--- Start of Task inputs ---

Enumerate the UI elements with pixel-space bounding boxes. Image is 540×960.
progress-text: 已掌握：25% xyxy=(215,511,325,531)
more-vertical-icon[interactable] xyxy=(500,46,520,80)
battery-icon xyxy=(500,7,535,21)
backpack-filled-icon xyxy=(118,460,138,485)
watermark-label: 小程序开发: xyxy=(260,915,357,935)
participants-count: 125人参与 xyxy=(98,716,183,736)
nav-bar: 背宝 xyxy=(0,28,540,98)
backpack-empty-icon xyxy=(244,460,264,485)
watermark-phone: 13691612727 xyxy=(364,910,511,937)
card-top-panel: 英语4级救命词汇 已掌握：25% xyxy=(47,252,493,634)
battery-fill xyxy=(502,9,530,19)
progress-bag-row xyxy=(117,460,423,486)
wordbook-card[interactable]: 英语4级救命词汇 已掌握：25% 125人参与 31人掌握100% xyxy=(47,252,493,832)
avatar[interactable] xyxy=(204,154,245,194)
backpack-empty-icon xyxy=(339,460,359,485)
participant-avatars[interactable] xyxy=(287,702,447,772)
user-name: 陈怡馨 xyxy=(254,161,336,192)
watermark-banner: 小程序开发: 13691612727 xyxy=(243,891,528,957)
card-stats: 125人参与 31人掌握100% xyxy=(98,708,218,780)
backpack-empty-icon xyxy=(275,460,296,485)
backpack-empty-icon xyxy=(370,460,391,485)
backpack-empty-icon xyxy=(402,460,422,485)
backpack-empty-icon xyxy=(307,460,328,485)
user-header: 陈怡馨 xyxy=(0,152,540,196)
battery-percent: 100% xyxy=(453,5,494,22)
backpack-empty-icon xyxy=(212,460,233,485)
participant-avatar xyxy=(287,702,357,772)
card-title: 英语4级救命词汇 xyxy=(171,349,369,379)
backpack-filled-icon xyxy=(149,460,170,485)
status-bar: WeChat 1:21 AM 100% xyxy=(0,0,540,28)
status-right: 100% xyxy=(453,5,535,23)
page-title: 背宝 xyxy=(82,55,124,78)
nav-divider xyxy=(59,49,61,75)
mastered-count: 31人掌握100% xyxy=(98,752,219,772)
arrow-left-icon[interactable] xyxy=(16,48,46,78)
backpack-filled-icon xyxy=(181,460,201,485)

--- End of Task inputs ---

Reproduce the data above line for line, leaving every character unchanged.

Enumerate the UI elements with pixel-space bounding boxes. Image is 540×960.
progress-text: 已掌握：25% xyxy=(215,511,325,531)
more-vertical-icon[interactable] xyxy=(500,46,520,80)
battery-icon xyxy=(500,7,535,21)
backpack-filled-icon xyxy=(118,460,138,485)
watermark-label: 小程序开发: xyxy=(260,915,357,935)
participants-count: 125人参与 xyxy=(98,716,183,736)
nav-bar: 背宝 xyxy=(0,28,540,98)
backpack-empty-icon xyxy=(244,460,264,485)
watermark-phone: 13691612727 xyxy=(364,910,511,937)
card-top-panel: 英语4级救命词汇 已掌握：25% xyxy=(47,252,493,634)
battery-fill xyxy=(502,9,530,19)
progress-bag-row xyxy=(117,460,423,486)
wordbook-card[interactable]: 英语4级救命词汇 已掌握：25% 125人参与 31人掌握100% xyxy=(47,252,493,832)
avatar[interactable] xyxy=(204,154,245,194)
backpack-empty-icon xyxy=(339,460,359,485)
participant-avatars[interactable] xyxy=(287,702,447,772)
user-name: 陈怡馨 xyxy=(254,161,336,192)
watermark-banner: 小程序开发: 13691612727 xyxy=(243,891,528,957)
card-stats: 125人参与 31人掌握100% xyxy=(98,708,218,780)
backpack-empty-icon xyxy=(275,460,296,485)
backpack-empty-icon xyxy=(370,460,391,485)
backpack-empty-icon xyxy=(402,460,422,485)
backpack-empty-icon xyxy=(307,460,328,485)
user-header: 陈怡馨 xyxy=(0,152,540,196)
battery-percent: 100% xyxy=(453,5,494,22)
backpack-empty-icon xyxy=(212,460,233,485)
participant-avatar xyxy=(287,702,357,772)
card-title: 英语4级救命词汇 xyxy=(171,349,369,379)
backpack-filled-icon xyxy=(149,460,170,485)
status-bar: WeChat 1:21 AM 100% xyxy=(0,0,540,28)
status-right: 100% xyxy=(453,5,535,23)
page-title: 背宝 xyxy=(82,55,124,78)
nav-divider xyxy=(59,49,61,75)
mastered-count: 31人掌握100% xyxy=(98,752,219,772)
arrow-left-icon[interactable] xyxy=(16,48,46,78)
backpack-filled-icon xyxy=(181,460,201,485)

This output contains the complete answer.